• Dataset:

··········

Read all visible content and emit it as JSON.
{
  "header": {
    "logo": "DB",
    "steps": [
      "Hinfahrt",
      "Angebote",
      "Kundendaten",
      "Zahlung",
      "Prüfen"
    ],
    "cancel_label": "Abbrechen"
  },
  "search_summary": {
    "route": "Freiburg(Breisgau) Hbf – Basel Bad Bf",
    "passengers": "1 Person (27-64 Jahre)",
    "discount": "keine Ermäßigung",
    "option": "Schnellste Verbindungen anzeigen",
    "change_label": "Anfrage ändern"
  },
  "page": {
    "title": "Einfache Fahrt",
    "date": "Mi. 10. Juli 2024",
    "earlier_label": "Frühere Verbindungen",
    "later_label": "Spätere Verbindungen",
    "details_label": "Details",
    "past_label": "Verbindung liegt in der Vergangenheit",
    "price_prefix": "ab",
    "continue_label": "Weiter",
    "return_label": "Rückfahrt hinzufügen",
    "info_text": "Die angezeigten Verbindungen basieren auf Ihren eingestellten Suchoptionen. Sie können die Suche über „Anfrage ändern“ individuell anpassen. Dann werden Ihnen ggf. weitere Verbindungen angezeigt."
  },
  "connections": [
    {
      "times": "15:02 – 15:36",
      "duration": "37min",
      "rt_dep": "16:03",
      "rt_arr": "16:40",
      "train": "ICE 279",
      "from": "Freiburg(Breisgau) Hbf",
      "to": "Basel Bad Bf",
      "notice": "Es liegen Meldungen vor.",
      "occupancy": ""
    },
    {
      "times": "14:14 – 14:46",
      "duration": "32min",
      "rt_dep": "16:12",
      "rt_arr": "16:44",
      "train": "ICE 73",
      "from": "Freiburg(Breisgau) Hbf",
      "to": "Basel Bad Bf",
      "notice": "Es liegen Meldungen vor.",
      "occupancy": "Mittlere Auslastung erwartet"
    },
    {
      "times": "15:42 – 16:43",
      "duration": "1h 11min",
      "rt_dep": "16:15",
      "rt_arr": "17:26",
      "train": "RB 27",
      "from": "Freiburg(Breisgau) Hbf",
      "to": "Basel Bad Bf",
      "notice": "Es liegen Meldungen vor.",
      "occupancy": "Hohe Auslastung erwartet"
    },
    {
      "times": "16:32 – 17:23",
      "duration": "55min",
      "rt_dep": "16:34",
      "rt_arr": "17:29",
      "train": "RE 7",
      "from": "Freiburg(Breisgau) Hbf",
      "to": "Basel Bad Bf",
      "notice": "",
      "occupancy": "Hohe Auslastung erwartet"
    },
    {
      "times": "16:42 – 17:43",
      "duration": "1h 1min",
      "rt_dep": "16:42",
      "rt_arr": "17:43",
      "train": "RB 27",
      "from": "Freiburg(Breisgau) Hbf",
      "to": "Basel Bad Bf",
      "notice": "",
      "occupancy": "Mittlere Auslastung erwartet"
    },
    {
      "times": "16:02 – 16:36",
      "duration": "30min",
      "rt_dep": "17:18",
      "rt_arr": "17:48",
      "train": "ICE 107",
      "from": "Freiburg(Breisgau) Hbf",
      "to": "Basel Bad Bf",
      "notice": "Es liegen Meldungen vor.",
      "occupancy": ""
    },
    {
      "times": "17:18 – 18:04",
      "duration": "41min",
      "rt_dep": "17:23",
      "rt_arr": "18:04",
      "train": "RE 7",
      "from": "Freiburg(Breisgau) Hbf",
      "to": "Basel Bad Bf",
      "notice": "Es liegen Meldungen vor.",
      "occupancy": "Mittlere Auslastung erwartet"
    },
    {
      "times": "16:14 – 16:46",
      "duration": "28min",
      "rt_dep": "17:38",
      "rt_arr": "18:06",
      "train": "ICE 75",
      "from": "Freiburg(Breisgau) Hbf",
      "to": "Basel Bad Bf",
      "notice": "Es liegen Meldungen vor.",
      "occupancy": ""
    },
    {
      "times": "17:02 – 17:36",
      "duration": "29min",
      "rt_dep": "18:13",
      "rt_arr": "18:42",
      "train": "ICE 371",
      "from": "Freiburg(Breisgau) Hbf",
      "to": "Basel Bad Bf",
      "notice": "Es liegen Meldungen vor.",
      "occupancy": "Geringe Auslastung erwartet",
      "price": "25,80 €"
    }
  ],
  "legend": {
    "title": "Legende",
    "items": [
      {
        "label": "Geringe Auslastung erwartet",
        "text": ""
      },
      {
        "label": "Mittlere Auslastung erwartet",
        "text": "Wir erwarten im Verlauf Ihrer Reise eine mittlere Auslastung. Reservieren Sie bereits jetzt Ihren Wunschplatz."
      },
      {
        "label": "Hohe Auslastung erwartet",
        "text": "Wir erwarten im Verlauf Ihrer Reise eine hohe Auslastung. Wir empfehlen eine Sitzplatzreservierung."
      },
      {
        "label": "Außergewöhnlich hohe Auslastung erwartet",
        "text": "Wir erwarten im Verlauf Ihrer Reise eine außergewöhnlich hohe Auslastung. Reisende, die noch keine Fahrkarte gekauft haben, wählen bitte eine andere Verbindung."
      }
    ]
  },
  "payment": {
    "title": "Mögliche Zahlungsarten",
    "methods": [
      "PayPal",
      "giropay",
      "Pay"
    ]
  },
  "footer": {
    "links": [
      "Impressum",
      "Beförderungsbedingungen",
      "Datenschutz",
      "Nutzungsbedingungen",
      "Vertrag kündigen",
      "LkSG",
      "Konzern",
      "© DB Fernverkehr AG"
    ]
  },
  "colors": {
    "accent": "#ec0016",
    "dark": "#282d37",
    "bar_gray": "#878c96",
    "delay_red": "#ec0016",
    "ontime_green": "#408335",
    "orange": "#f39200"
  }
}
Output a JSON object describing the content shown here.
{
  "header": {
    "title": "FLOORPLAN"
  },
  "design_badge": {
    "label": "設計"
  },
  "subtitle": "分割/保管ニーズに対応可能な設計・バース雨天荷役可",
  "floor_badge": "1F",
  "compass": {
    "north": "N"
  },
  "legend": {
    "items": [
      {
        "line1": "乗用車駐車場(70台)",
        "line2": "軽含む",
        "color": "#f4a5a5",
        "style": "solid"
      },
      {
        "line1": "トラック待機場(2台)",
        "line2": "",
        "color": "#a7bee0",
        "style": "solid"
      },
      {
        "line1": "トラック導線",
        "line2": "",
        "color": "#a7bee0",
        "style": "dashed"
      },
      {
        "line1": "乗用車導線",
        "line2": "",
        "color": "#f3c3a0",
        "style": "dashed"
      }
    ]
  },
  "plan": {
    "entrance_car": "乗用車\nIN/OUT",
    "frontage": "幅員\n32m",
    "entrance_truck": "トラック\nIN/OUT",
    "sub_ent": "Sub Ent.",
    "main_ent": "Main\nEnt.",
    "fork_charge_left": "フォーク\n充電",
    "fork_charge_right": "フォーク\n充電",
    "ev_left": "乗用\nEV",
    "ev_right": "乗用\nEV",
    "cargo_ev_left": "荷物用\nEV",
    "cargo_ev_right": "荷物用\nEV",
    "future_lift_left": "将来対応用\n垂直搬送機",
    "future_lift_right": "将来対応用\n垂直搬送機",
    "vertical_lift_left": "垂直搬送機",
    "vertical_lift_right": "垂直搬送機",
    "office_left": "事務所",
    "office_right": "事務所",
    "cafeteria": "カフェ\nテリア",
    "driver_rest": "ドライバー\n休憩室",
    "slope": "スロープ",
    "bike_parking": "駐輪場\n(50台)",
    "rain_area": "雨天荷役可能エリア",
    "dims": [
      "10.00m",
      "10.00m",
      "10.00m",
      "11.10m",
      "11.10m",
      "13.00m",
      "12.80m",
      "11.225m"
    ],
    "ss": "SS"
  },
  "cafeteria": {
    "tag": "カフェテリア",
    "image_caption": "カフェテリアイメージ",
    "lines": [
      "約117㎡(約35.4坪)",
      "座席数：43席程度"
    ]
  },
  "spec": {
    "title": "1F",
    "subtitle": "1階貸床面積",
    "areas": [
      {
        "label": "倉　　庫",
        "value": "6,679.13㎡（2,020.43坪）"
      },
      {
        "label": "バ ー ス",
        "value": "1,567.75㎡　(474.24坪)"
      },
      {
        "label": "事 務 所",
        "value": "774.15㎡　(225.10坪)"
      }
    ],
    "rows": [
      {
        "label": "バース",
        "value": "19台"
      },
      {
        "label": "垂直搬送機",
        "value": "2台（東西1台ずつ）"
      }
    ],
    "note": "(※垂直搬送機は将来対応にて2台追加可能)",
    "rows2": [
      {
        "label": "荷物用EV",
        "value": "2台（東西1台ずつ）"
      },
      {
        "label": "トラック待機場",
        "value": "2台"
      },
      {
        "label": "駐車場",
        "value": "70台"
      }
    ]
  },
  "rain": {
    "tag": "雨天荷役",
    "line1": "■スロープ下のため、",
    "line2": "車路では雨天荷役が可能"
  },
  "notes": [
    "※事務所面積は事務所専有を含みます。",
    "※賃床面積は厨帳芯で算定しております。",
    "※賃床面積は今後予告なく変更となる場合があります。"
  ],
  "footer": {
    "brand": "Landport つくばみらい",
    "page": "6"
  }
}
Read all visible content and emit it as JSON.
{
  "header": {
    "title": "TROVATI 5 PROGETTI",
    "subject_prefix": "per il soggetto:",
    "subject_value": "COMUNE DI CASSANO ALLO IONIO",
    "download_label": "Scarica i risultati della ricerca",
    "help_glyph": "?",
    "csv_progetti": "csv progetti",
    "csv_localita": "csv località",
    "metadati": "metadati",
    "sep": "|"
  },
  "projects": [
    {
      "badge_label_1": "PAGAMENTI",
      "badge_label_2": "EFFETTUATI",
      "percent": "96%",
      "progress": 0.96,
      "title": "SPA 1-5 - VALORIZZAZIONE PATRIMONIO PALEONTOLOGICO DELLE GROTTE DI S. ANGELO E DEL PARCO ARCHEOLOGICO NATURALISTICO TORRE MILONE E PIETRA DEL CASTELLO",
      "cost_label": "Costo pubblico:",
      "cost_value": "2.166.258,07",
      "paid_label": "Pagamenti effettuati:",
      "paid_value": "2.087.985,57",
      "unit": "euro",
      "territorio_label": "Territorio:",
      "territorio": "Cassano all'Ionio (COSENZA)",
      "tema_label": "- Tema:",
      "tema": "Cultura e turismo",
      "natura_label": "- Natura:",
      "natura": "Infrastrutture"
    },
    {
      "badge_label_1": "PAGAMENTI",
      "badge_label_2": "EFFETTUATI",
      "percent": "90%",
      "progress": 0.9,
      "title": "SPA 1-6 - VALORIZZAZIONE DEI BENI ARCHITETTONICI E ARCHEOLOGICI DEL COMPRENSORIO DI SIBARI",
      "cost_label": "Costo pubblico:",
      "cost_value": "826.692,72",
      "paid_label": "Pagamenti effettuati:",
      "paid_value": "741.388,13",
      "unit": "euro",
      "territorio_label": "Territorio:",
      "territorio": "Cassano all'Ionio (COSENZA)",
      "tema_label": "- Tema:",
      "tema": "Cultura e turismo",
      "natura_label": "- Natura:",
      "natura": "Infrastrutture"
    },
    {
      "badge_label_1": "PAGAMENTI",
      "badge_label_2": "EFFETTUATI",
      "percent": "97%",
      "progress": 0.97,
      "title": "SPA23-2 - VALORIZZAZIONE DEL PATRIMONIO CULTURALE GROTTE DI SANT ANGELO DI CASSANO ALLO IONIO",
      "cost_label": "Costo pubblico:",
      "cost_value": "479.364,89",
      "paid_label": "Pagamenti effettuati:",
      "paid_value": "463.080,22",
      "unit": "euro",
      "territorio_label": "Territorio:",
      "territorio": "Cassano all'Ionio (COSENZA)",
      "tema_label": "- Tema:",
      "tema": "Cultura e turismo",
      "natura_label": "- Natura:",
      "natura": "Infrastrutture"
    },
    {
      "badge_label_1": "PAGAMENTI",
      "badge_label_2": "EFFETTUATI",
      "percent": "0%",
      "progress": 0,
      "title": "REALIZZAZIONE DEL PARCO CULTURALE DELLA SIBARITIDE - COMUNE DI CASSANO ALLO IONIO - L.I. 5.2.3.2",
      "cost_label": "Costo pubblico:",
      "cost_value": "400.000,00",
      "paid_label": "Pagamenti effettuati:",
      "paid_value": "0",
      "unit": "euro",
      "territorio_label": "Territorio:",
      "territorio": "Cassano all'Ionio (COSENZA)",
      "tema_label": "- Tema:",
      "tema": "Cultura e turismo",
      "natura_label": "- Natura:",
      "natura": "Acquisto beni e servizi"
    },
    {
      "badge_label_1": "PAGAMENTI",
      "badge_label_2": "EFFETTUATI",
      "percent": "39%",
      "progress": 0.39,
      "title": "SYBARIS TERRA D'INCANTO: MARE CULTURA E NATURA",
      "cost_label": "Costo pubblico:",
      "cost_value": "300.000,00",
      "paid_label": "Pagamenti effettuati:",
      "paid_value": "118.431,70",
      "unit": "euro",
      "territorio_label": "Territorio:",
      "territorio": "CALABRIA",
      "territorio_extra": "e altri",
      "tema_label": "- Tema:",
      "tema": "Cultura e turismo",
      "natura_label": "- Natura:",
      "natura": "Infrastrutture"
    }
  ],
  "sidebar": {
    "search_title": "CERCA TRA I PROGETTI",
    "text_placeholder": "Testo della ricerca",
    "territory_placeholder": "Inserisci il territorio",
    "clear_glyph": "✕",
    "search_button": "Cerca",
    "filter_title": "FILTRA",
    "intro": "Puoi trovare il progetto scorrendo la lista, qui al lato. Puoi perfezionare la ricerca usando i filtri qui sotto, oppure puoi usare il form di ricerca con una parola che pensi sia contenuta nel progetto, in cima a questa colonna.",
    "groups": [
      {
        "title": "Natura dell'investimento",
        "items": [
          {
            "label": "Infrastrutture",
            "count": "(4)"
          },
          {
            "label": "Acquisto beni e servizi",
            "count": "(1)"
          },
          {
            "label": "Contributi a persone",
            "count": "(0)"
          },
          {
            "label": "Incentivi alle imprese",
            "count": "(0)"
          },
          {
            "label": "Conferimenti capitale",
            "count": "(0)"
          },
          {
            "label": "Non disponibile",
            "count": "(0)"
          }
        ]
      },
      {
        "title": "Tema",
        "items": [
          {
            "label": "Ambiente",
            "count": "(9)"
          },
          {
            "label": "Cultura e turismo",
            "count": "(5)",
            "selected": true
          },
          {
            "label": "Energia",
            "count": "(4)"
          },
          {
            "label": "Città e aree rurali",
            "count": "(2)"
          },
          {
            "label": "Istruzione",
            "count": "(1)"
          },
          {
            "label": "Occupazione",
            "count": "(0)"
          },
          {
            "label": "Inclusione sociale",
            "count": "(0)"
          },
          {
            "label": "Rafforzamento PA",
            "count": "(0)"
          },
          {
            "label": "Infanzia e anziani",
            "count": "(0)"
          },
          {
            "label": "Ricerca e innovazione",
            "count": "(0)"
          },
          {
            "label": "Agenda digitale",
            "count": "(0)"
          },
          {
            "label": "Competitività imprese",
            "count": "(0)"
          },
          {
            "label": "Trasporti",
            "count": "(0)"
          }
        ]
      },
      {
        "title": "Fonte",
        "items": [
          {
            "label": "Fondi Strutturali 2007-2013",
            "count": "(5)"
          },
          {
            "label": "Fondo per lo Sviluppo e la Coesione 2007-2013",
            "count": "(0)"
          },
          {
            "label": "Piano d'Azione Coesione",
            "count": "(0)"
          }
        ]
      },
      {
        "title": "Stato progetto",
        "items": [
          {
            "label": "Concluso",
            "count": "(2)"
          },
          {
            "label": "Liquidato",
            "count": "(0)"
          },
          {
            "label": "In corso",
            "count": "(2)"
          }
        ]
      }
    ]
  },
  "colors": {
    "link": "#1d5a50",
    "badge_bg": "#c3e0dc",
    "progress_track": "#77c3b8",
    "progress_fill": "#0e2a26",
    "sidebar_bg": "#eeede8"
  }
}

··········

• What is needed: Show the lines of the records that contain the word "train".

• Correct result:
      "train": "ICE 279",
      "train": "ICE 73",
      "train": "RB 27",
      "train": "RE 7",
      "train": "RB 27",
      "train": "ICE 107",
      "train": "RE 7",
      "train": "ICE 75",
      "train": "ICE 371",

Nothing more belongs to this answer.